(DIRECTIONS FOR THIS TASK):
Pictures do not belong in your copy. Repeat all the other data exactly.

[Dataset items]
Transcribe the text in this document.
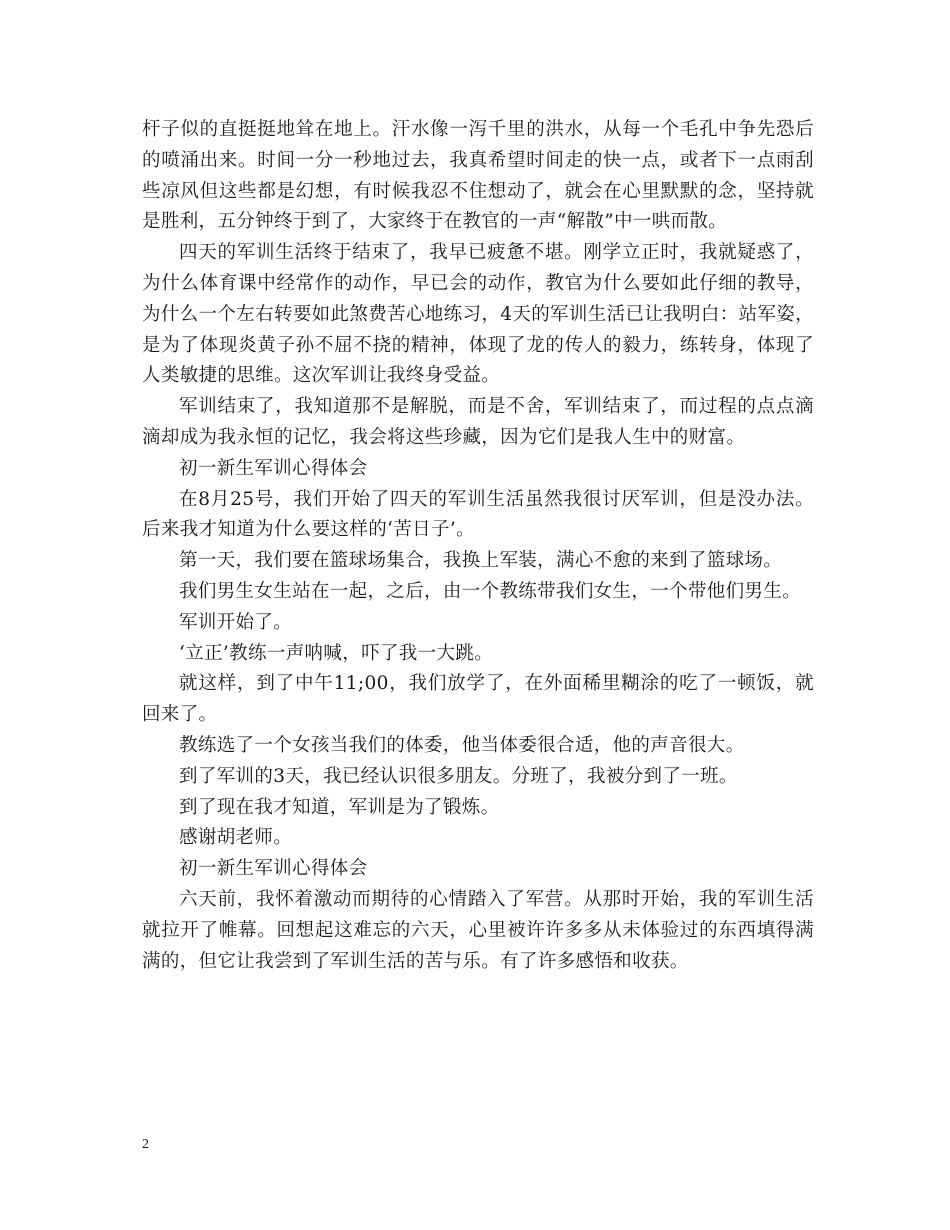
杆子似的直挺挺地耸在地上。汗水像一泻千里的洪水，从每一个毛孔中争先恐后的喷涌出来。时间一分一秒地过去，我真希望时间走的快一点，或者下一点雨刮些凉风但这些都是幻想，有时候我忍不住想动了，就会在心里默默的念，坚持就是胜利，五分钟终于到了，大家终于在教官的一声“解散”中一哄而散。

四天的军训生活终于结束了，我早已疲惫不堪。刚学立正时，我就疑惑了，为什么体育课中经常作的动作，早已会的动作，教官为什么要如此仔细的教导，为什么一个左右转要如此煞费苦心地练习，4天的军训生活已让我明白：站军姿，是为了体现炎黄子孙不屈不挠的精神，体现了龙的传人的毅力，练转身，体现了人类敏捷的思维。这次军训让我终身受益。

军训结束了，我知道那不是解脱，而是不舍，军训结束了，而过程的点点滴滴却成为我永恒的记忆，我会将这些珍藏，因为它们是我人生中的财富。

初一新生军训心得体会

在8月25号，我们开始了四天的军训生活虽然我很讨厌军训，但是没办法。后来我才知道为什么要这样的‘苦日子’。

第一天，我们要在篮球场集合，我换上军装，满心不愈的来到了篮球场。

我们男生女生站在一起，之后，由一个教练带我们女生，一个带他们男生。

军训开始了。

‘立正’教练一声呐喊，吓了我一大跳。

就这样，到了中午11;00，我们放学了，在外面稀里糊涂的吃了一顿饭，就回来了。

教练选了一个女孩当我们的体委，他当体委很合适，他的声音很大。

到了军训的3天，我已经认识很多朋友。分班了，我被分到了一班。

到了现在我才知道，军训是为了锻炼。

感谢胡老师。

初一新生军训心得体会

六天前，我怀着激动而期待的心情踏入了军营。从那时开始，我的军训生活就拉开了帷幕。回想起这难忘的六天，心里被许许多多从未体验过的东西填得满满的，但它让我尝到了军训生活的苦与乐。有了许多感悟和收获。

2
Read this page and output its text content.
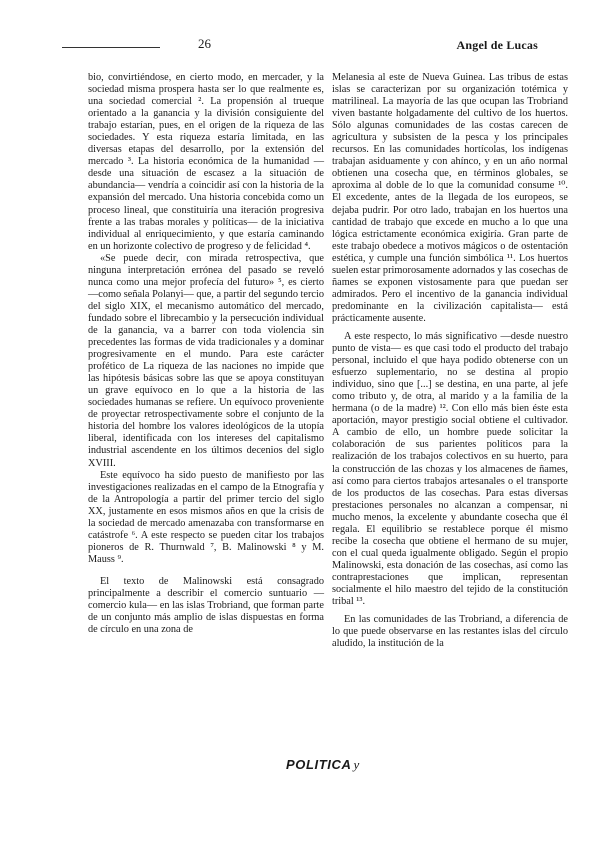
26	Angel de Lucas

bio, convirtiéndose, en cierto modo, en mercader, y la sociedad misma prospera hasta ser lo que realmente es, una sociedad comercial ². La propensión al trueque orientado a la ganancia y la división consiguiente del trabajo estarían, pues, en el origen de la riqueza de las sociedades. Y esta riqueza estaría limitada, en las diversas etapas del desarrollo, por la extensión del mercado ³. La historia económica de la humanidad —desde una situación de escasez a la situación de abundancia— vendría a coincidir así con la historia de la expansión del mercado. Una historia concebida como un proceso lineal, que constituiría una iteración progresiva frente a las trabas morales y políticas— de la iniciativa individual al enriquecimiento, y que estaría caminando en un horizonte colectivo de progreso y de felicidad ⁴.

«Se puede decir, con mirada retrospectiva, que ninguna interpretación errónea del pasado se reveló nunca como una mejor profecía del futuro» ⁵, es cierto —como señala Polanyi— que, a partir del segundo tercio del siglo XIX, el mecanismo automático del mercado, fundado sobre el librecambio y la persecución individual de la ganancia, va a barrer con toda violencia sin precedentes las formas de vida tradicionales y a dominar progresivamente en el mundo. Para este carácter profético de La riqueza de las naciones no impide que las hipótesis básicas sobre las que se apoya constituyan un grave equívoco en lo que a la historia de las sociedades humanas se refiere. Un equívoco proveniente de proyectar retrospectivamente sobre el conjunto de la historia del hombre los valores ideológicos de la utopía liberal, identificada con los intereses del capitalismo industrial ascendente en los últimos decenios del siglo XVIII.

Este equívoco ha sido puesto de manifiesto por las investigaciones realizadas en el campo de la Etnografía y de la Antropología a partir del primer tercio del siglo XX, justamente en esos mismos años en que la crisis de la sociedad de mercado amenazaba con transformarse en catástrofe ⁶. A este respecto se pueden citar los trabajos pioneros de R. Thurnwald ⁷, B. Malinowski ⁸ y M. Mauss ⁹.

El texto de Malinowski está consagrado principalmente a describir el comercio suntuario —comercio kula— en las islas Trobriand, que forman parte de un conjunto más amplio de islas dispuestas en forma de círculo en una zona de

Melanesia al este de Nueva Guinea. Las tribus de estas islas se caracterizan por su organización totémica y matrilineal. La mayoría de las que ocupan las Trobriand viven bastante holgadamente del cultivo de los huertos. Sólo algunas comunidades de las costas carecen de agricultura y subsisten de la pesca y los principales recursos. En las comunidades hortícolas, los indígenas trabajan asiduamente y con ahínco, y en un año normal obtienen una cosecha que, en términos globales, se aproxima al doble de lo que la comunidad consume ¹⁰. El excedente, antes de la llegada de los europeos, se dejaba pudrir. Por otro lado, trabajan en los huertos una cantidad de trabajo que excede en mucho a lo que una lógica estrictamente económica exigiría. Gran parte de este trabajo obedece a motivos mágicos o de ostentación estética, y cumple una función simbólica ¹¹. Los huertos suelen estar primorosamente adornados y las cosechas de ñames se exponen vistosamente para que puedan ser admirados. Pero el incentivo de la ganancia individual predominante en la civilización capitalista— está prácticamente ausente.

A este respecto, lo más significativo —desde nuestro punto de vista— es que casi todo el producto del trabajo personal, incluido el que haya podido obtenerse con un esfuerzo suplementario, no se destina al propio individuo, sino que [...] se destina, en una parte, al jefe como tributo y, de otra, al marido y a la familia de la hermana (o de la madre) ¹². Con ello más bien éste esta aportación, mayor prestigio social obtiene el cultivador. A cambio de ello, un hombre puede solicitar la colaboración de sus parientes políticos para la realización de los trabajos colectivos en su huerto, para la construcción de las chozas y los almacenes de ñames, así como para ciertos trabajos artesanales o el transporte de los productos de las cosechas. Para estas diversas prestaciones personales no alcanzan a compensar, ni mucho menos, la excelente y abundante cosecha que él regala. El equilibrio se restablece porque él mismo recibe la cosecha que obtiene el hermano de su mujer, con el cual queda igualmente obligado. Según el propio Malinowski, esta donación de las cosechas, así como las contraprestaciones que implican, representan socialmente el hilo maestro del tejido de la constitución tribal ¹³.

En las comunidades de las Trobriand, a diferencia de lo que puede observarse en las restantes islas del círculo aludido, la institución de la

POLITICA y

(EXERCISE ANSWER):
Transcribe the text in this document.
杆子似的直挺挺地耸在地上。汗水像一泻千里的洪水，从每一个毛孔中争先恐后的喷涌出来。时间一分一秒地过去，我真希望时间走的快一点，或者下一点雨刮些凉风但这些都是幻想，有时候我忍不住想动了，就会在心里默默的念，坚持就是胜利，五分钟终于到了，大家终于在教官的一声“解散”中一哄而散。

四天的军训生活终于结束了，我早已疲惫不堪。刚学立正时，我就疑惑了，为什么体育课中经常作的动作，早已会的动作，教官为什么要如此仔细的教导，为什么一个左右转要如此煞费苦心地练习，4天的军训生活已让我明白：站军姿，是为了体现炎黄子孙不屈不挠的精神，体现了龙的传人的毅力，练转身，体现了人类敏捷的思维。这次军训让我终身受益。

军训结束了，我知道那不是解脱，而是不舍，军训结束了，而过程的点点滴滴却成为我永恒的记忆，我会将这些珍藏，因为它们是我人生中的财富。

初一新生军训心得体会

在8月25号，我们开始了四天的军训生活虽然我很讨厌军训，但是没办法。后来我才知道为什么要这样的‘苦日子’。

第一天，我们要在篮球场集合，我换上军装，满心不愈的来到了篮球场。

我们男生女生站在一起，之后，由一个教练带我们女生，一个带他们男生。

军训开始了。

‘立正’教练一声呐喊，吓了我一大跳。

就这样，到了中午11;00，我们放学了，在外面稀里糊涂的吃了一顿饭，就回来了。

教练选了一个女孩当我们的体委，他当体委很合适，他的声音很大。

到了军训的3天，我已经认识很多朋友。分班了，我被分到了一班。

到了现在我才知道，军训是为了锻炼。

感谢胡老师。

初一新生军训心得体会

六天前，我怀着激动而期待的心情踏入了军营。从那时开始，我的军训生活就拉开了帷幕。回想起这难忘的六天，心里被许许多多从未体验过的东西填得满满的，但它让我尝到了军训生活的苦与乐。有了许多感悟和收获。

2
Read this page and output its text content.
26	Angel de Lucas

bio, convirtiéndose, en cierto modo, en mercader, y la sociedad misma prospera hasta ser lo que realmente es, una sociedad comercial ². La propensión al trueque orientado a la ganancia y la división consiguiente del trabajo estarían, pues, en el origen de la riqueza de las sociedades. Y esta riqueza estaría limitada, en las diversas etapas del desarrollo, por la extensión del mercado ³. La historia económica de la humanidad —desde una situación de escasez a la situación de abundancia— vendría a coincidir así con la historia de la expansión del mercado. Una historia concebida como un proceso lineal, que constituiría una iteración progresiva frente a las trabas morales y políticas— de la iniciativa individual al enriquecimiento, y que estaría caminando en un horizonte colectivo de progreso y de felicidad ⁴.

«Se puede decir, con mirada retrospectiva, que ninguna interpretación errónea del pasado se reveló nunca como una mejor profecía del futuro» ⁵, es cierto —como señala Polanyi— que, a partir del segundo tercio del siglo XIX, el mecanismo automático del mercado, fundado sobre el librecambio y la persecución individual de la ganancia, va a barrer con toda violencia sin precedentes las formas de vida tradicionales y a dominar progresivamente en el mundo. Para este carácter profético de La riqueza de las naciones no impide que las hipótesis básicas sobre las que se apoya constituyan un grave equívoco en lo que a la historia de las sociedades humanas se refiere. Un equívoco proveniente de proyectar retrospectivamente sobre el conjunto de la historia del hombre los valores ideológicos de la utopía liberal, identificada con los intereses del capitalismo industrial ascendente en los últimos decenios del siglo XVIII.

Este equívoco ha sido puesto de manifiesto por las investigaciones realizadas en el campo de la Etnografía y de la Antropología a partir del primer tercio del siglo XX, justamente en esos mismos años en que la crisis de la sociedad de mercado amenazaba con transformarse en catástrofe ⁶. A este respecto se pueden citar los trabajos pioneros de R. Thurnwald ⁷, B. Malinowski ⁸ y M. Mauss ⁹.

El texto de Malinowski está consagrado principalmente a describir el comercio suntuario —comercio kula— en las islas Trobriand, que forman parte de un conjunto más amplio de islas dispuestas en forma de círculo en una zona de

Melanesia al este de Nueva Guinea. Las tribus de estas islas se caracterizan por su organización totémica y matrilineal. La mayoría de las que ocupan las Trobriand viven bastante holgadamente del cultivo de los huertos. Sólo algunas comunidades de las costas carecen de agricultura y subsisten de la pesca y los principales recursos. En las comunidades hortícolas, los indígenas trabajan asiduamente y con ahínco, y en un año normal obtienen una cosecha que, en términos globales, se aproxima al doble de lo que la comunidad consume ¹⁰. El excedente, antes de la llegada de los europeos, se dejaba pudrir. Por otro lado, trabajan en los huertos una cantidad de trabajo que excede en mucho a lo que una lógica estrictamente económica exigiría. Gran parte de este trabajo obedece a motivos mágicos o de ostentación estética, y cumple una función simbólica ¹¹. Los huertos suelen estar primorosamente adornados y las cosechas de ñames se exponen vistosamente para que puedan ser admirados. Pero el incentivo de la ganancia individual predominante en la civilización capitalista— está prácticamente ausente.

A este respecto, lo más significativo —desde nuestro punto de vista— es que casi todo el producto del trabajo personal, incluido el que haya podido obtenerse con un esfuerzo suplementario, no se destina al propio individuo, sino que [...] se destina, en una parte, al jefe como tributo y, de otra, al marido y a la familia de la hermana (o de la madre) ¹². Con ello más bien éste esta aportación, mayor prestigio social obtiene el cultivador. A cambio de ello, un hombre puede solicitar la colaboración de sus parientes políticos para la realización de los trabajos colectivos en su huerto, para la construcción de las chozas y los almacenes de ñames, así como para ciertos trabajos artesanales o el transporte de los productos de las cosechas. Para estas diversas prestaciones personales no alcanzan a compensar, ni mucho menos, la excelente y abundante cosecha que él regala. El equilibrio se restablece porque él mismo recibe la cosecha que obtiene el hermano de su mujer, con el cual queda igualmente obligado. Según el propio Malinowski, esta donación de las cosechas, así como las contraprestaciones que implican, representan socialmente el hilo maestro del tejido de la constitución tribal ¹³.

En las comunidades de las Trobriand, a diferencia de lo que puede observarse en las restantes islas del círculo aludido, la institución de la

POLITICA y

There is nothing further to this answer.